** start **
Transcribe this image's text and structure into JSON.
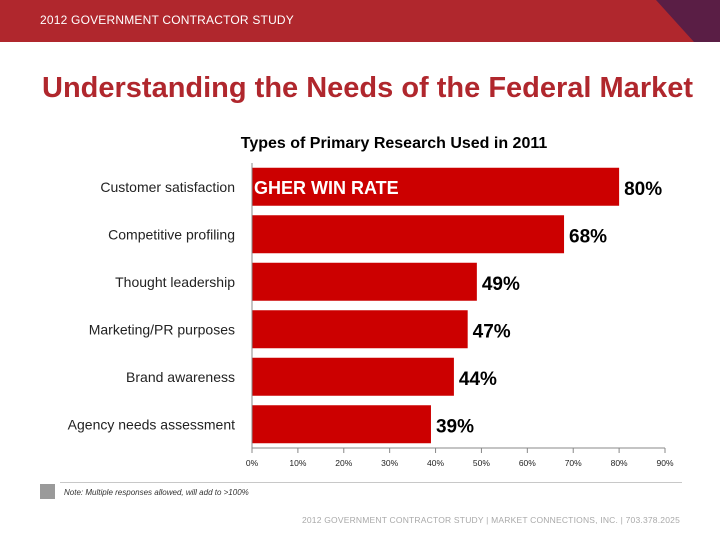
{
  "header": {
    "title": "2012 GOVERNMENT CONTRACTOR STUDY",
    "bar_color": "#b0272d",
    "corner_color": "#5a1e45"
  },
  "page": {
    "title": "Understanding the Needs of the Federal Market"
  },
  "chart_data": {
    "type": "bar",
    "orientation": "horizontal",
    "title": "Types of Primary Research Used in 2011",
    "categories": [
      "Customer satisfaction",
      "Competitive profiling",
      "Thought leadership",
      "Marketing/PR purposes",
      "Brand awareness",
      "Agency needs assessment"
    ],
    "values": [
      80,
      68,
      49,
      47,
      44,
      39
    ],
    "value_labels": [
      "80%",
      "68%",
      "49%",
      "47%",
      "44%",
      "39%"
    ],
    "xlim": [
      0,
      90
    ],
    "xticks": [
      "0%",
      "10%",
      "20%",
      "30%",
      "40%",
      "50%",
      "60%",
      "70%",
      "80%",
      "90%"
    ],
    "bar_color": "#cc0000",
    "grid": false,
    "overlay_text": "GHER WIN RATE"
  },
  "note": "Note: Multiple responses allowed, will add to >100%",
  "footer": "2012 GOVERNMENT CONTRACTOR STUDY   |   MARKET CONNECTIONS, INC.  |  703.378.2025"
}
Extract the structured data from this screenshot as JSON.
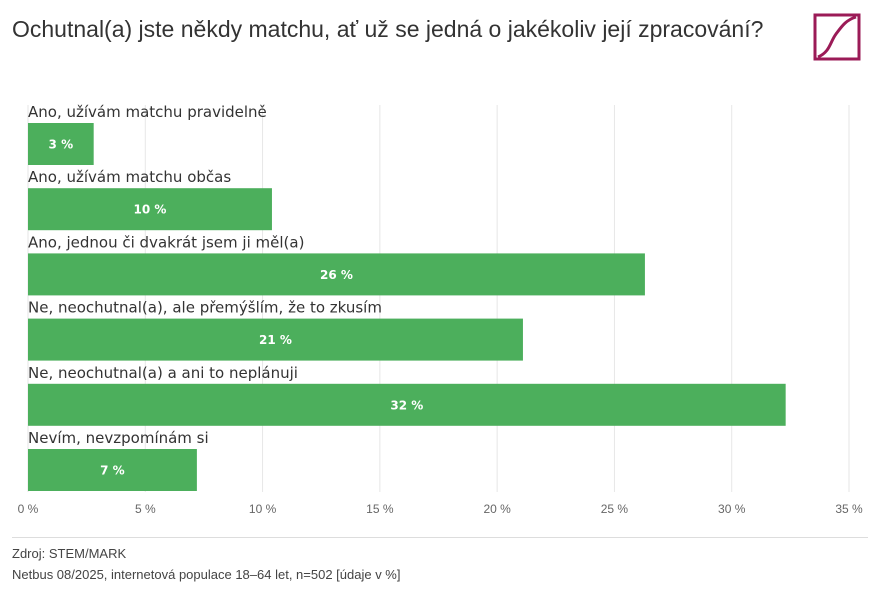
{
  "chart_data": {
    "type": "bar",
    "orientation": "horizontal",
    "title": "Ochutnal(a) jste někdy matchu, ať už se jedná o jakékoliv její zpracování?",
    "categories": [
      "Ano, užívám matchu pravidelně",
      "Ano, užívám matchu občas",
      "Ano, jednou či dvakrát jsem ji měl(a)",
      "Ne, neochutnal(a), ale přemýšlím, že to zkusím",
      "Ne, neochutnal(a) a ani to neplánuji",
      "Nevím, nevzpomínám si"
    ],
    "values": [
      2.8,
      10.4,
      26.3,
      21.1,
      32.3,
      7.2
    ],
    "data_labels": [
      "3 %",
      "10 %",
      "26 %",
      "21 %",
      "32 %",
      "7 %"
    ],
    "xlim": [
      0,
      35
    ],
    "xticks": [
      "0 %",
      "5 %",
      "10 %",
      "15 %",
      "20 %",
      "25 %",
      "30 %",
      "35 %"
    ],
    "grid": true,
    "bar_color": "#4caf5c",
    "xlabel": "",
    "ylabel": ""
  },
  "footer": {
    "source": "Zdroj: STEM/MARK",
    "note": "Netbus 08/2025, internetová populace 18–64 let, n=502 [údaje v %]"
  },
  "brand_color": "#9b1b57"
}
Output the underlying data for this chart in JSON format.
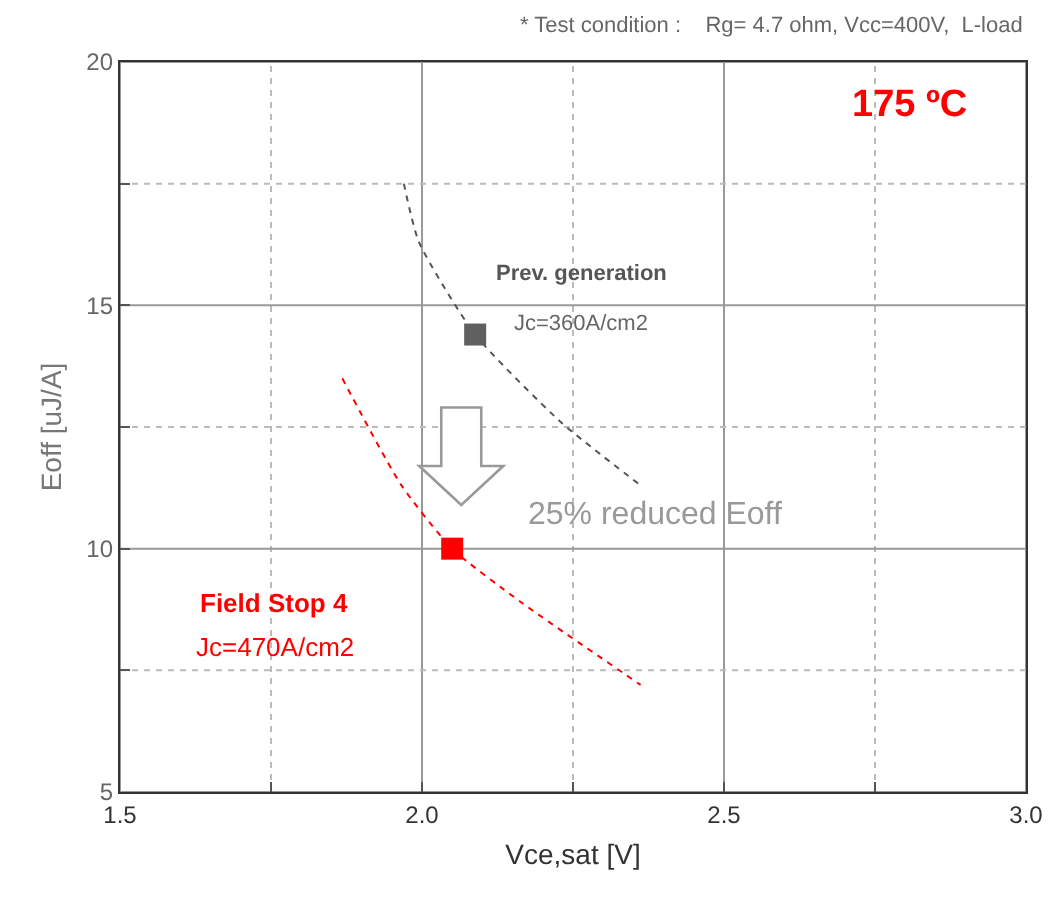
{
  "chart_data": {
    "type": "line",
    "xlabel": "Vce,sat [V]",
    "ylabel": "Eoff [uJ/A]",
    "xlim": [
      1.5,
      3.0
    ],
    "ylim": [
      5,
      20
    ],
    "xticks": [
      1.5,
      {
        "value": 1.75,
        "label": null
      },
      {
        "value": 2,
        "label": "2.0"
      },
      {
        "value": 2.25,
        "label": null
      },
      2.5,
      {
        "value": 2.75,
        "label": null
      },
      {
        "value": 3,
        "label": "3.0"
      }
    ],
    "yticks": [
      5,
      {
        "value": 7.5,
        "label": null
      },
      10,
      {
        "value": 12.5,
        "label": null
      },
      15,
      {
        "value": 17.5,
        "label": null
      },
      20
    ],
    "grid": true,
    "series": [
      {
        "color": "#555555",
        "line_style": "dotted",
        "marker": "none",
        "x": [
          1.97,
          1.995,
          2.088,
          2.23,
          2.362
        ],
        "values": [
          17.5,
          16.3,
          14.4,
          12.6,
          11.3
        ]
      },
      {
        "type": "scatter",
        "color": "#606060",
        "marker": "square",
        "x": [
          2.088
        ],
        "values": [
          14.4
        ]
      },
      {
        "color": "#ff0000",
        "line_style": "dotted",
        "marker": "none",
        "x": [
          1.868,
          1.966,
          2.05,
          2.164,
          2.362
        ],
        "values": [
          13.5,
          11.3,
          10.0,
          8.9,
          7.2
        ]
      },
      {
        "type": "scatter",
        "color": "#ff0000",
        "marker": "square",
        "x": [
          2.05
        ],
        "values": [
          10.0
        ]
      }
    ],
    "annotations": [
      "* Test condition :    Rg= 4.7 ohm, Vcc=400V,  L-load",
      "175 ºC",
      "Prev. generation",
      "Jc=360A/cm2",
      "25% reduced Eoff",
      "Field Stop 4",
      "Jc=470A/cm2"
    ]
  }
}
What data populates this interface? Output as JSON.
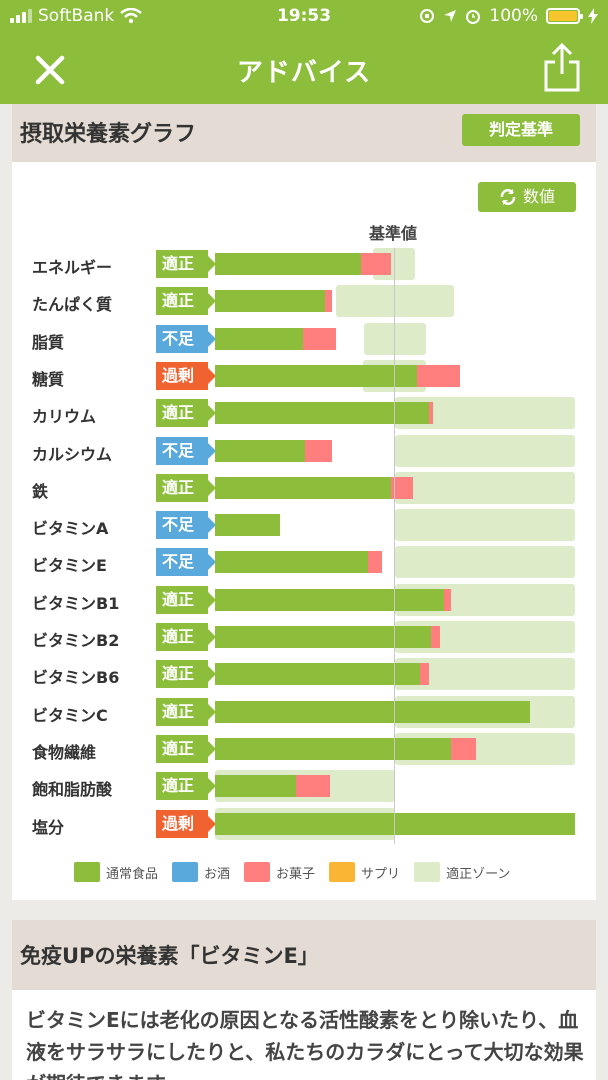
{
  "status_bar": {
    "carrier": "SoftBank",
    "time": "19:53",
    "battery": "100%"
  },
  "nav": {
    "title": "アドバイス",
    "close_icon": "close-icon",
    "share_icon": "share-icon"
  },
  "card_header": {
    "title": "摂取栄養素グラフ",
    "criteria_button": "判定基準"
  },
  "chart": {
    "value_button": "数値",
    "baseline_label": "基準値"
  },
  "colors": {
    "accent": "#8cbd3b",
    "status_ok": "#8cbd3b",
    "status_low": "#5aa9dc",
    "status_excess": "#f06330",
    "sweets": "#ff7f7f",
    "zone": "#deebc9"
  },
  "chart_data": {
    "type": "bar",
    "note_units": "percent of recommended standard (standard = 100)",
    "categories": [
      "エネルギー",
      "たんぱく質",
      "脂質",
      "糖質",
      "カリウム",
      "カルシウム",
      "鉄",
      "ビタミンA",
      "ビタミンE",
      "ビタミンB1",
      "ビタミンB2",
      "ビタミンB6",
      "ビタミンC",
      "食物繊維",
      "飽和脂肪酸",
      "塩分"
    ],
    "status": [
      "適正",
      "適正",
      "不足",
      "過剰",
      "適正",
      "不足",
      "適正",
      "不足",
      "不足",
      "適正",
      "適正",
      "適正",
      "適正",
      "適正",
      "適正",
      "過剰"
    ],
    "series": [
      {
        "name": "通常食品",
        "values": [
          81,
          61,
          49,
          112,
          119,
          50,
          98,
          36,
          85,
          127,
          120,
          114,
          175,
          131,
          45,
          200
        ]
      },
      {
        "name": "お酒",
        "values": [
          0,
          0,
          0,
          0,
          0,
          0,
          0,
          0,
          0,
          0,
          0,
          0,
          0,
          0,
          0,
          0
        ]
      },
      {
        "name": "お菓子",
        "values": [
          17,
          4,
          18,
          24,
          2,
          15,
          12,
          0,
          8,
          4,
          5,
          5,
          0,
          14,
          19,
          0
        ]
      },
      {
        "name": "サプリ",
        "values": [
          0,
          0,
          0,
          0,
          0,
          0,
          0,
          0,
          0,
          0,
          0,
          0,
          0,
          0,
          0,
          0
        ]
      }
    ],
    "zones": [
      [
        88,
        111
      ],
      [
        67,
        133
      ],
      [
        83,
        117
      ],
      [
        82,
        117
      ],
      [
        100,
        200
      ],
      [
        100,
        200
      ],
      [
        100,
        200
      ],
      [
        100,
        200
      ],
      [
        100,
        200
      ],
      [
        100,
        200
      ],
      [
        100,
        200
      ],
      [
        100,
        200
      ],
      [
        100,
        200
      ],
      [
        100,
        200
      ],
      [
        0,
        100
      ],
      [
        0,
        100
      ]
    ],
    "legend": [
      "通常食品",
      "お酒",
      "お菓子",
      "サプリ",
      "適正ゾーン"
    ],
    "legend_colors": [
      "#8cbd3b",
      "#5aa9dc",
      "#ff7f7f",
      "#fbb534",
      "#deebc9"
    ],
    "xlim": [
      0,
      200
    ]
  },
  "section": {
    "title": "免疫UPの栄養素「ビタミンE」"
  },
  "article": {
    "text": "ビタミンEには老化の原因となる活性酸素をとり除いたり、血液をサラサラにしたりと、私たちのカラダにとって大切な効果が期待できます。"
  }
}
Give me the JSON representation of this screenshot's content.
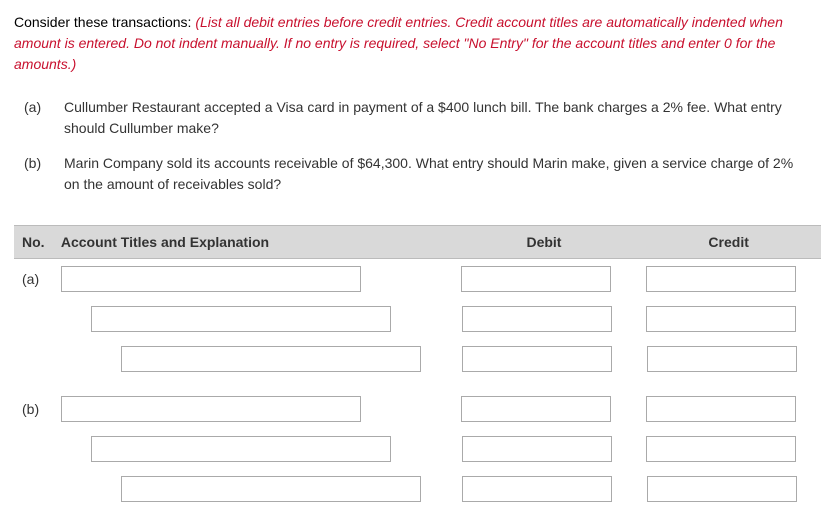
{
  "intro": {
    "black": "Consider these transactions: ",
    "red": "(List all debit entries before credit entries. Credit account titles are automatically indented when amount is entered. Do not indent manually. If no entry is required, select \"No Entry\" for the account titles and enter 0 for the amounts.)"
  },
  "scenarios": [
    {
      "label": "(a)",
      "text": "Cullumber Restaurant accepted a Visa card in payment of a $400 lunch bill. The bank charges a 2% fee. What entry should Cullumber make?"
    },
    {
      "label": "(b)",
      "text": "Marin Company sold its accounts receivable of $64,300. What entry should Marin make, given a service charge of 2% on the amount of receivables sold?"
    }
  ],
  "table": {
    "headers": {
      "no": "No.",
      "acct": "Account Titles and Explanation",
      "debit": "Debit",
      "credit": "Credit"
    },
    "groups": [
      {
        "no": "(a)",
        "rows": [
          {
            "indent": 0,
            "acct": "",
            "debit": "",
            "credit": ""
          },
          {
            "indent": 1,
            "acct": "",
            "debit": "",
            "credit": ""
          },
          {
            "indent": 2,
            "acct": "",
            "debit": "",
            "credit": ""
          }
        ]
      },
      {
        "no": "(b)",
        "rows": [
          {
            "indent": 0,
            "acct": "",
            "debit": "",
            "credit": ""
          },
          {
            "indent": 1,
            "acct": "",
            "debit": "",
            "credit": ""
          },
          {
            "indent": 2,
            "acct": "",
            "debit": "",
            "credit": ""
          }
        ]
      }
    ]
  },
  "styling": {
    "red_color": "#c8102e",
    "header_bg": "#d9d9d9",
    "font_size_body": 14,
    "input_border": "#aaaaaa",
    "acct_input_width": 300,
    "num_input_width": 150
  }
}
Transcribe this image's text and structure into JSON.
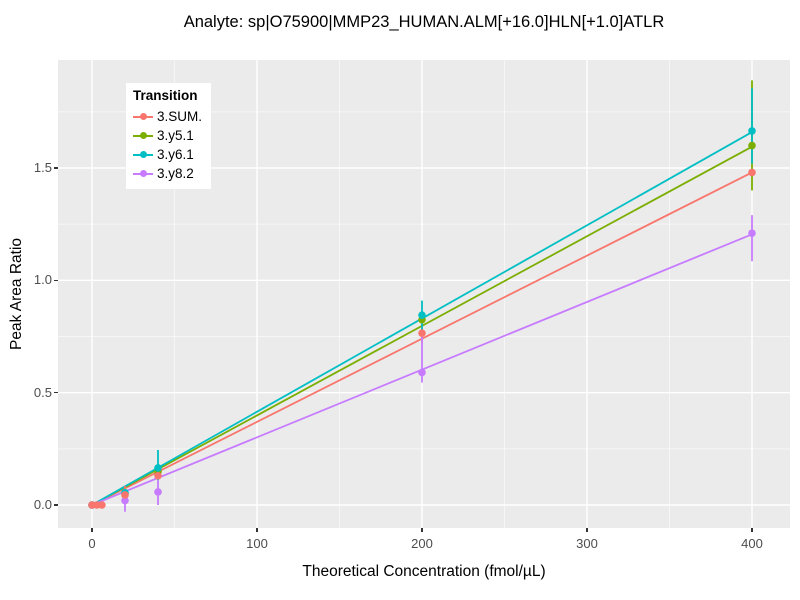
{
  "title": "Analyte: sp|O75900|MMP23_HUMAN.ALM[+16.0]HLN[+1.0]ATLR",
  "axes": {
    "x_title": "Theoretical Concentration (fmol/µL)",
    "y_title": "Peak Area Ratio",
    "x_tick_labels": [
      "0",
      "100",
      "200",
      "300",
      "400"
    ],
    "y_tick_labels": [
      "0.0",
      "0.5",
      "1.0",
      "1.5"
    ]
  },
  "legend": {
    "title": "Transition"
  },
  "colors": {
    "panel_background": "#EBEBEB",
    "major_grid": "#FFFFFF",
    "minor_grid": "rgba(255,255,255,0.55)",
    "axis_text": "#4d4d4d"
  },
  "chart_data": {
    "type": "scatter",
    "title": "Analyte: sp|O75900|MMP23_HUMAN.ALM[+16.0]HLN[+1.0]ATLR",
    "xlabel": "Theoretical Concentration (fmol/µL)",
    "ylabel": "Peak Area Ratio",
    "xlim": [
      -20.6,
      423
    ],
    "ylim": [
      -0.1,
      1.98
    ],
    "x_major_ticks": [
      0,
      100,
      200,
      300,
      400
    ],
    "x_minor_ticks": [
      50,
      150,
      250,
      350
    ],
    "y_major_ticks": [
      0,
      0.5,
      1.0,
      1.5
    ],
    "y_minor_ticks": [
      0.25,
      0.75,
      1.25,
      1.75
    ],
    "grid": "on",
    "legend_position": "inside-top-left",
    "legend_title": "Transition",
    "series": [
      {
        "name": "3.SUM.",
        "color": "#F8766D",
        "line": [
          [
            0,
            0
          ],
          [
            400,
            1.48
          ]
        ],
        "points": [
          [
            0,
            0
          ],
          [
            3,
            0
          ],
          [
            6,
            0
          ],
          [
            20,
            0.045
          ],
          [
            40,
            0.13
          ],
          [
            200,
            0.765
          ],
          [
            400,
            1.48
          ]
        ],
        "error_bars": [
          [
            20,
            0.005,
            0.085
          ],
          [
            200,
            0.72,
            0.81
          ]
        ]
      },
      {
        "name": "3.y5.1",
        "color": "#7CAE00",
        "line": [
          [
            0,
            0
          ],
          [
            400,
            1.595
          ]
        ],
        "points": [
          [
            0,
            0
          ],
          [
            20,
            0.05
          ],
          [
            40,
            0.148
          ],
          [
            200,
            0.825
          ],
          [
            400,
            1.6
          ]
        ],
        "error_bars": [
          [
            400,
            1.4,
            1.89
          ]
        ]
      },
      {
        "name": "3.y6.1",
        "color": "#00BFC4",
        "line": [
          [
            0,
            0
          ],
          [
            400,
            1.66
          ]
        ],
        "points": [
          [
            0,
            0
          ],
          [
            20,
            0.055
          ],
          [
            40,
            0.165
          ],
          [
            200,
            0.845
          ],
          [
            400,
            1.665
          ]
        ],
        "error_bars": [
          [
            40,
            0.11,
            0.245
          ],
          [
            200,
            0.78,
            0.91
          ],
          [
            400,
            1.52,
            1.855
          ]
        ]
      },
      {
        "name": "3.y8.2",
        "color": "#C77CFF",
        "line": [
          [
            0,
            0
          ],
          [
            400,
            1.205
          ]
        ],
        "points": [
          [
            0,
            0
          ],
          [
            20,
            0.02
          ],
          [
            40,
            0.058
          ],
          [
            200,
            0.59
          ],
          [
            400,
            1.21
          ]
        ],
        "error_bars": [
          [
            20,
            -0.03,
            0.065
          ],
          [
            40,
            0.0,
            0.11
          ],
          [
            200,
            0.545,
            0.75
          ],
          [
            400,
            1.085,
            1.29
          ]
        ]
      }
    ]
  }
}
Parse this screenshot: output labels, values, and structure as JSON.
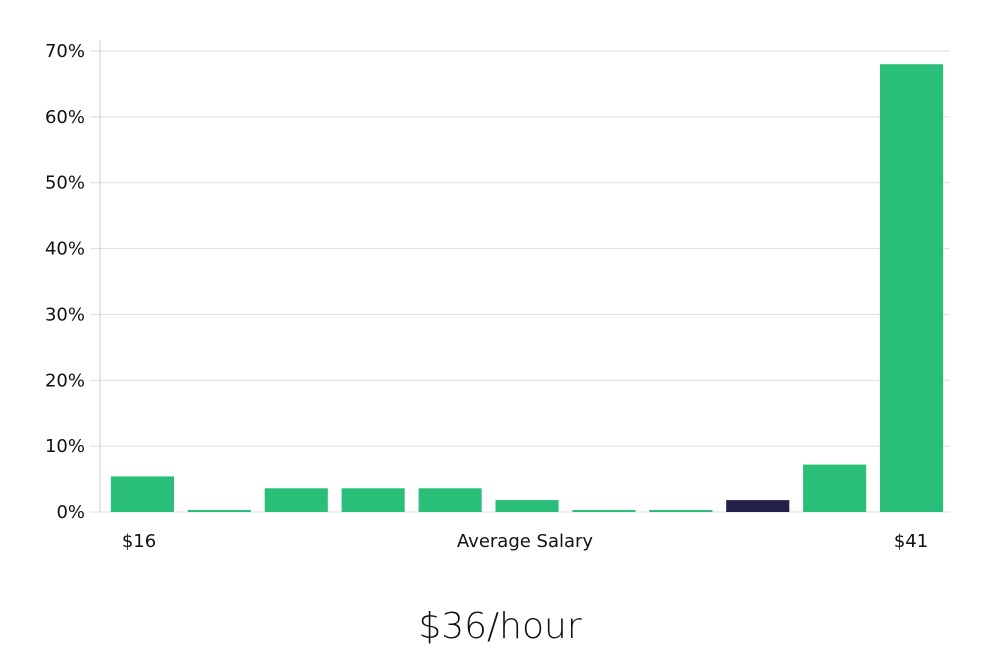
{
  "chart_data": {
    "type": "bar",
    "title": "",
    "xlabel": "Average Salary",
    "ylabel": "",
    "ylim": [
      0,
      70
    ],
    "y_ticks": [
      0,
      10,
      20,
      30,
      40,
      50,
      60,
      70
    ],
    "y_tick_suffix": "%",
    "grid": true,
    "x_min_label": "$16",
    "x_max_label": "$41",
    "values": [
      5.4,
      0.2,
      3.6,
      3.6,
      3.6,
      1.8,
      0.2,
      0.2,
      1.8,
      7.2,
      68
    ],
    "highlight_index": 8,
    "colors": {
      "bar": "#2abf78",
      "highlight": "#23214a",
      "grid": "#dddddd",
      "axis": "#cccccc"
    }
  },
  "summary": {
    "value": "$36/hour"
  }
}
** end **
Work to be completed: Filter lines by "this" and return each hit.

Task output:
Transcribe this image's text and structure into JSON.
Extract the structured data from this screenshot as JSON.
Output the underlying data for this chart in JSON format.
What data populates this interface? Output as JSON.
Give me the JSON representation of this screenshot's content.
Transcribe this image's text and structure into JSON.
Parse this screenshot: output labels, values, and structure as JSON.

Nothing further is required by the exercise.